■ Required actions ■
A - According to the article on the Star Trek: Voyager episode "Emanations," who wrote the episode?
B - Extend the article on the Star Trek: Voyager episode "Emanations," picking up after its final sentence.

- Episode no.: Season 1 Episode 9
- Directed by: David Livingston
- Written by: Brannon Braga
- Production code: 109
- Original air date: March 13, 1995

Guest appearances
- Cecile Callan - Ptera; Jeffrey Alan Chandler - Hatil; John Cirigliano - Dr. Renora; Robin Groves - Loria; Martha Hackett - Seska; Jerry Hardin - Dr. Neria;

Episode chronology
| ← Previous "Ex Post Facto" | Next → "Prime Factors" |
- Star Trek: Voyager season 1

= Emanations (Star Trek: Voyager) =

"Emanations" is the ninth episode of Star Trek: Voyager, an American science fiction television show about a spacecraft, set in the 24th century of the Star Trek universe. The starship USS Voyager encounters an alien species and investigates. This episode centers on the experiences of Harry Kim, and is also noted for an exploration of afterlife concepts.

This episode aired on UPN on March 13, 1995.

==Plot==
Voyager detects the signature of an as-yet undiscovered heavy element within the ring system of a planet and organises an away team to investigate the cavern systems of one of the rocks. In doing so, they discover numerous humanoid bodies, covered in a cobweb-like substance, and conclude that the cavern system is a burial ground. They discover that the burial ground is still in use when a "subspace vacuole" opens and deposits a body shrouded in webbing. Another vacuole begins to form and the away team is beamed out for safety reasons, but Ensign Kim disappears into the vacuole and is replaced by a female alien body, also wrapped in the webs.

Kim has been transported to a mortuary on the aliens' homeworld and finds himself in a pod-shaped device, which the aliens open to release him. They identify themselves as the Vhnori and believe that Kim has come from the "Next Emanation", their name for the afterlife. The pods, when activated, open a vacuole and transport the dying Vhnori inside to the emanation. Confined to the mortuary building, Kim meets Hatil, who has been scheduled by his family to go to the Next Emanation. Hatil had had an accident that made it necessary for his family to care for him. The confusion surrounding Kim's arrival to the planet reinforces his doubts about the nature of the afterlife and about wanting to go to the Next Emanation.

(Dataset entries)
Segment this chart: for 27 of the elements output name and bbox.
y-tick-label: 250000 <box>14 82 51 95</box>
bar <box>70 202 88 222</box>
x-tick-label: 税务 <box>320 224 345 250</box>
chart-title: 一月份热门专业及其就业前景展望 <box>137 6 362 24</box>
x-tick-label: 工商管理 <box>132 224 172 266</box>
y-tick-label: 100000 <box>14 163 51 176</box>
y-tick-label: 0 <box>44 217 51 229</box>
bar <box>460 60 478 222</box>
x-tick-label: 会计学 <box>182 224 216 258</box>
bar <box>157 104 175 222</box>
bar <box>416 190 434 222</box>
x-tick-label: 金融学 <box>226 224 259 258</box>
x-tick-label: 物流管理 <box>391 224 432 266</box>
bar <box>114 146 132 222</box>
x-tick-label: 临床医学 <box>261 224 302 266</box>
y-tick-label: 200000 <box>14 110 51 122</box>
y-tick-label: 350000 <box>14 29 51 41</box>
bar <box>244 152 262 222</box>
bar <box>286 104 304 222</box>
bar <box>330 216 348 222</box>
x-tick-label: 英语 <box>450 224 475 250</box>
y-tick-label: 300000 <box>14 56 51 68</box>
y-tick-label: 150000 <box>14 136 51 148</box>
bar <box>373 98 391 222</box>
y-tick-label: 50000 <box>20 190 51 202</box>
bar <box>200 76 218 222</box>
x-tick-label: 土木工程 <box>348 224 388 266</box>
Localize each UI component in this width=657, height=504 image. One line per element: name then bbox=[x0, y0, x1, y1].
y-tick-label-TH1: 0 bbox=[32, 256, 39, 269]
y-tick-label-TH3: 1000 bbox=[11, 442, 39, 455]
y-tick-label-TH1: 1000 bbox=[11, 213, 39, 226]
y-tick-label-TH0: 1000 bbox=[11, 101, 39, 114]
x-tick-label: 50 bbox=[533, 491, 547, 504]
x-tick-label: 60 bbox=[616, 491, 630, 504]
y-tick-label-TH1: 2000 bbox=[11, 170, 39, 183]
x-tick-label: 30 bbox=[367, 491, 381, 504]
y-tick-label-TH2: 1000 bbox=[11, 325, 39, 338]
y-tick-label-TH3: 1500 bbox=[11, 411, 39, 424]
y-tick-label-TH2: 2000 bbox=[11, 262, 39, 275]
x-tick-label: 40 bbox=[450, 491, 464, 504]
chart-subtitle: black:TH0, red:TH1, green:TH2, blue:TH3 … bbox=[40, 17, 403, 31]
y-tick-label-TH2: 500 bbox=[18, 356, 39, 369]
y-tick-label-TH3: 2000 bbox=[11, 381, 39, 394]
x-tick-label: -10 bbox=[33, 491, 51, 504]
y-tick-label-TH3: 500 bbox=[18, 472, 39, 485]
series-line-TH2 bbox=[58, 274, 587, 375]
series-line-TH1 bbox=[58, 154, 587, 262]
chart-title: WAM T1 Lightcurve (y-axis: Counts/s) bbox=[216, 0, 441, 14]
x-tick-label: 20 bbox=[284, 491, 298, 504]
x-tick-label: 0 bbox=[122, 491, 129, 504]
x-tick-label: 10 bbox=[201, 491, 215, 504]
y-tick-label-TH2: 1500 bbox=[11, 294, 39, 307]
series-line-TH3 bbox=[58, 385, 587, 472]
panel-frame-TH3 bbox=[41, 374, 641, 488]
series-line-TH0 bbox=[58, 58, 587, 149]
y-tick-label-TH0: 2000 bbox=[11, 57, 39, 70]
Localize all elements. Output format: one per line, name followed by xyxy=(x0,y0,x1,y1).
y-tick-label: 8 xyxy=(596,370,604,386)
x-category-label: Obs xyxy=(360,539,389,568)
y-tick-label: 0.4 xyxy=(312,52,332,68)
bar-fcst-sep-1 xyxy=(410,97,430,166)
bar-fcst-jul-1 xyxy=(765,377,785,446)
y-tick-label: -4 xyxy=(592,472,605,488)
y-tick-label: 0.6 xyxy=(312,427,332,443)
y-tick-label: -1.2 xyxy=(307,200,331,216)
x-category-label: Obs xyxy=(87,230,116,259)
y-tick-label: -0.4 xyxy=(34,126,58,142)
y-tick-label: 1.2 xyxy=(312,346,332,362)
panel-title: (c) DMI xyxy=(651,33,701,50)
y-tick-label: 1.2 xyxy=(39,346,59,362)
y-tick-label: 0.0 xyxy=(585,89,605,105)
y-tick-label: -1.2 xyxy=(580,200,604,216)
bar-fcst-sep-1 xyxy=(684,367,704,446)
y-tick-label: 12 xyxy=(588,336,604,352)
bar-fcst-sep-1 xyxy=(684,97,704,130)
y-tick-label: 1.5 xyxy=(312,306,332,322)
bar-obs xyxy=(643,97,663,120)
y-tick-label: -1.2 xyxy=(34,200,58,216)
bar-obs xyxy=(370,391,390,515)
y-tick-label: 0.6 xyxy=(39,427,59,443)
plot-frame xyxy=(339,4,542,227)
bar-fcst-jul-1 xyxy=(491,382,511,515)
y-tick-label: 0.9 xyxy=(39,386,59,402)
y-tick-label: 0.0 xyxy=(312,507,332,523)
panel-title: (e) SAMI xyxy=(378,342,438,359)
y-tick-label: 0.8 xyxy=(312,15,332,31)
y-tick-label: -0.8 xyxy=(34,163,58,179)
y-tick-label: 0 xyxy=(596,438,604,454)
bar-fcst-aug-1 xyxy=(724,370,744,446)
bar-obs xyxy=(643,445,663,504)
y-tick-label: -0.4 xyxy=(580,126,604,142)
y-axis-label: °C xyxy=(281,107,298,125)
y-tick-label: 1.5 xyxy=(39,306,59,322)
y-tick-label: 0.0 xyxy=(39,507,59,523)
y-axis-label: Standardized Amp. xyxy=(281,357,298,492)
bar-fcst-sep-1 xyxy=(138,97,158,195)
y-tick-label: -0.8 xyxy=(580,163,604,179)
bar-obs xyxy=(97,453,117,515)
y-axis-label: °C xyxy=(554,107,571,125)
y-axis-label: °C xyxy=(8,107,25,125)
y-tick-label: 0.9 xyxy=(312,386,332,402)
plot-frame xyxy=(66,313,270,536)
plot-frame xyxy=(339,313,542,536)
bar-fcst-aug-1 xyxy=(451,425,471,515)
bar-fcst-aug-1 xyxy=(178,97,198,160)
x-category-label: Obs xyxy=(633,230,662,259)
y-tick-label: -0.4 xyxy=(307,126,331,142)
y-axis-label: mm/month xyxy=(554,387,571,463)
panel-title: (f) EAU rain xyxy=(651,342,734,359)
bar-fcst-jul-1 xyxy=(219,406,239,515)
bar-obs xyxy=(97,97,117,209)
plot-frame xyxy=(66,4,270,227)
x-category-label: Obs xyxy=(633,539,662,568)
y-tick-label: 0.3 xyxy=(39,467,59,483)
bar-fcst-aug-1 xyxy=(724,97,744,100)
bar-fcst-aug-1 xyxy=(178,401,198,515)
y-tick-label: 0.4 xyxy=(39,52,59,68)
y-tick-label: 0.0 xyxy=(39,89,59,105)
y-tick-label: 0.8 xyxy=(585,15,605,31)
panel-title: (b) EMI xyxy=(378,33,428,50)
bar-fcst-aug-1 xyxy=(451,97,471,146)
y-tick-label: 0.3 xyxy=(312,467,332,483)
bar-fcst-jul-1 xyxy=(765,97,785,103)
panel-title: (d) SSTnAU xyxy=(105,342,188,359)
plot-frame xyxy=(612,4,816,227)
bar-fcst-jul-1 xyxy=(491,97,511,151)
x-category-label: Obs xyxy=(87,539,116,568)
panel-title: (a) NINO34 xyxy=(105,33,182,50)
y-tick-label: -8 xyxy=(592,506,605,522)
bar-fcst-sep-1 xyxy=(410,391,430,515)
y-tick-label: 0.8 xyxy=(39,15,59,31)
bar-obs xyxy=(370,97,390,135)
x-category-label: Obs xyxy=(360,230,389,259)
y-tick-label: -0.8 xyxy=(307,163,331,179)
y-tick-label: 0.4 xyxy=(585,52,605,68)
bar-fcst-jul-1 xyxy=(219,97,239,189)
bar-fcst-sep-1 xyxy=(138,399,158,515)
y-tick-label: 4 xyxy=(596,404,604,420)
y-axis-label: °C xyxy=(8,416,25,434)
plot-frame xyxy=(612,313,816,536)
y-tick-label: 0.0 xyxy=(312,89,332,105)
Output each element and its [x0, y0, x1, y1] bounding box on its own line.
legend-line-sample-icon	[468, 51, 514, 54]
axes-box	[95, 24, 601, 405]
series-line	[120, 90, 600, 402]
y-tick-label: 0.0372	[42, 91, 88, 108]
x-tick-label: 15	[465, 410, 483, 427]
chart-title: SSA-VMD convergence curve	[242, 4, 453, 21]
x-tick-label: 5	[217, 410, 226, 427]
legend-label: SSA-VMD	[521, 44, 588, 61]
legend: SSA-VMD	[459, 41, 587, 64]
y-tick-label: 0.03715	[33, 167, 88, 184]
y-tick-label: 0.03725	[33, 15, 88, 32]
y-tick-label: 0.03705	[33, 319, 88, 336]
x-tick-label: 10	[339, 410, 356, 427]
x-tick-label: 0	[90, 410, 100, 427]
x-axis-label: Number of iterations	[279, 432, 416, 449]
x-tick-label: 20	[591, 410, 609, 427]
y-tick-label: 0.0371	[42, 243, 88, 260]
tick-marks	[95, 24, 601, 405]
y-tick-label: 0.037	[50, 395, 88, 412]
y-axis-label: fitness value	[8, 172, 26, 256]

■ Solved problems ■
A - Brannon Braga

B -
Meanwhile on Voyager, the Doctor revives the body of the woman who replaced Kim. She becomes hysterical when she realises that the afterlife is not as she had believed. Eventually she agrees to be transported into a forming vacuole in an attempt to be returned to her homeworld, but the attempt fails. Her dead body rematerializes, swathed in the web-like substance.

On the homeworld, Kim and Hatil agree to switch places so that Kim can be transported back through a vacuole using the burial pod, and Hatil can escape and live out his life in a rural village. Hatil wraps Kim in a burial shroud. Kim is rescued by Voyager and revived after being transported through the pod. Later, he worries about his experience, but Captain Kathryn Janeway reassures him that their scans picked up emanations of neural energy coming from the bodies of the deceased Vhnori, and a giant energy field made of thousands of these energy patterns is around the asteroid field, indicating a possible afterlife for the Vhnori.

== Cast commentary ==
Tim Russ (cast as Tuvok) thought that "Emanations" (along with "Elogium") were stories that challenged concepts, ideas, attitudes and traditions — all things that Star Trek creator Gene Roddenberry originally wrote science fiction about: "That, I think, is the most important part of Star Trek".

==Reception==
This had a Nielsen rating of 7.1 points when it was aired in 1995. The book The Religions Of Star Trek described the Voyager television episode "Emanations" as having a "detailed and fascinating exploration of the afterlife and resurrection".

In 2021, Screen Rant said this was a "fascinating examination of life and death" and a great episode for Harry Kim.